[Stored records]
━━━━━━━━━━━━━━━━

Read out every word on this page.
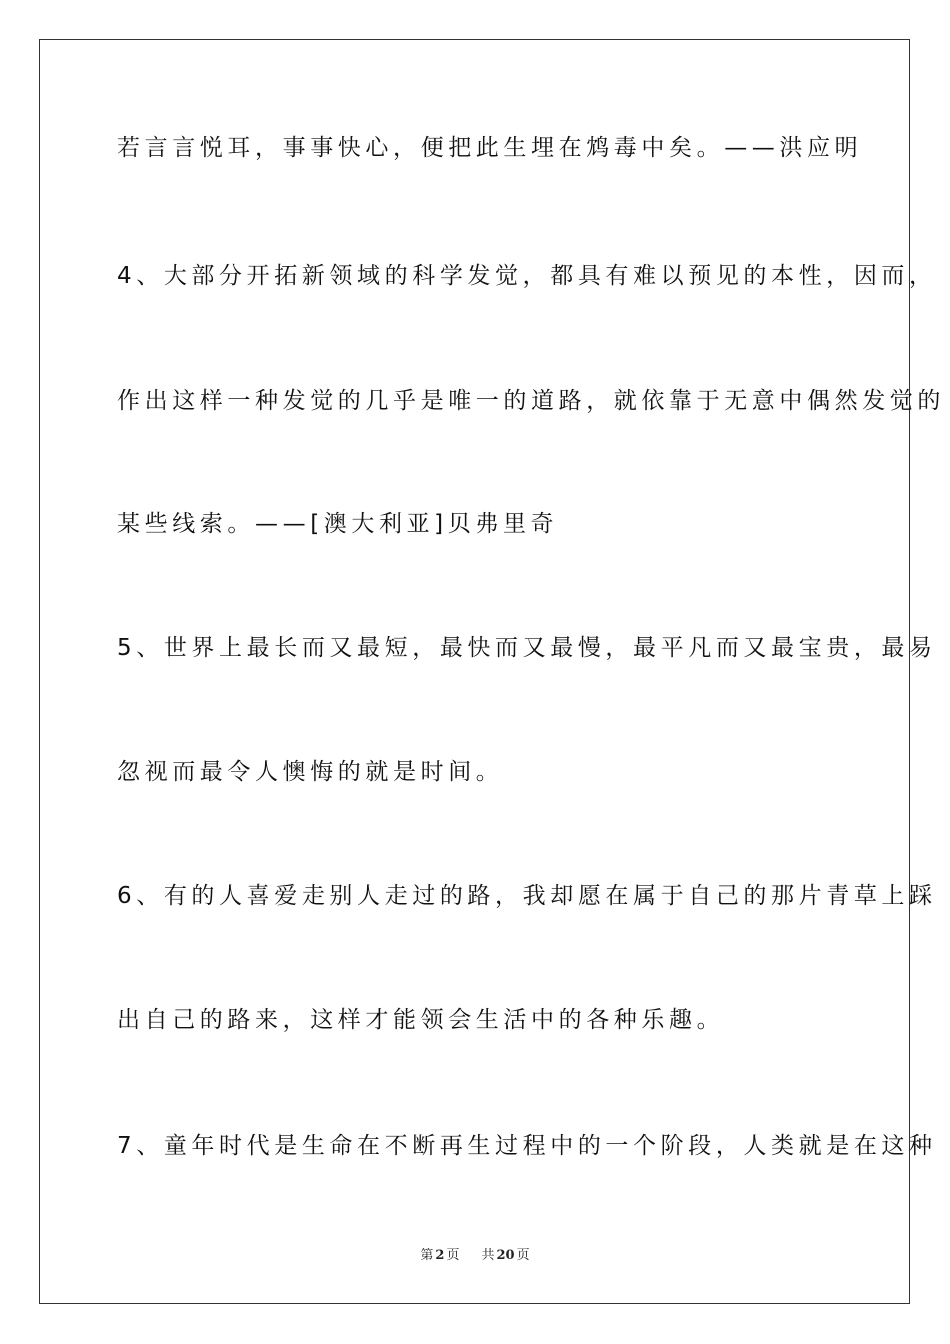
若言言悦耳，事事快心，便把此生埋在鸩毒中矣。——洪应明
4、大部分开拓新领域的科学发觉，都具有难以预见的本性，因而，
作出这样一种发觉的几乎是唯一的道路，就依靠于无意中偶然发觉的
某些线索。——[澳大利亚]贝弗里奇
5、世界上最长而又最短，最快而又最慢，最平凡而又最宝贵，最易
忽视而最令人懊悔的就是时间。
6、有的人喜爱走别人走过的路，我却愿在属于自己的那片青草上踩
出自己的路来，这样才能领会生活中的各种乐趣。
7、童年时代是生命在不断再生过程中的一个阶段，人类就是在这种
第 2 页 共 20 页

━━━━━━━━━━━━━━━━

* _Exercise instructions_
Leave out the pictures and copy the rest of the material above exactly.

* _Result of this exercise_
Read out every word on this page.
若言言悦耳，事事快心，便把此生埋在鸩毒中矣。——洪应明
4、大部分开拓新领域的科学发觉，都具有难以预见的本性，因而，
作出这样一种发觉的几乎是唯一的道路，就依靠于无意中偶然发觉的
某些线索。——[澳大利亚]贝弗里奇
5、世界上最长而又最短，最快而又最慢，最平凡而又最宝贵，最易
忽视而最令人懊悔的就是时间。
6、有的人喜爱走别人走过的路，我却愿在属于自己的那片青草上踩
出自己的路来，这样才能领会生活中的各种乐趣。
7、童年时代是生命在不断再生过程中的一个阶段，人类就是在这种
第 2 页 共 20 页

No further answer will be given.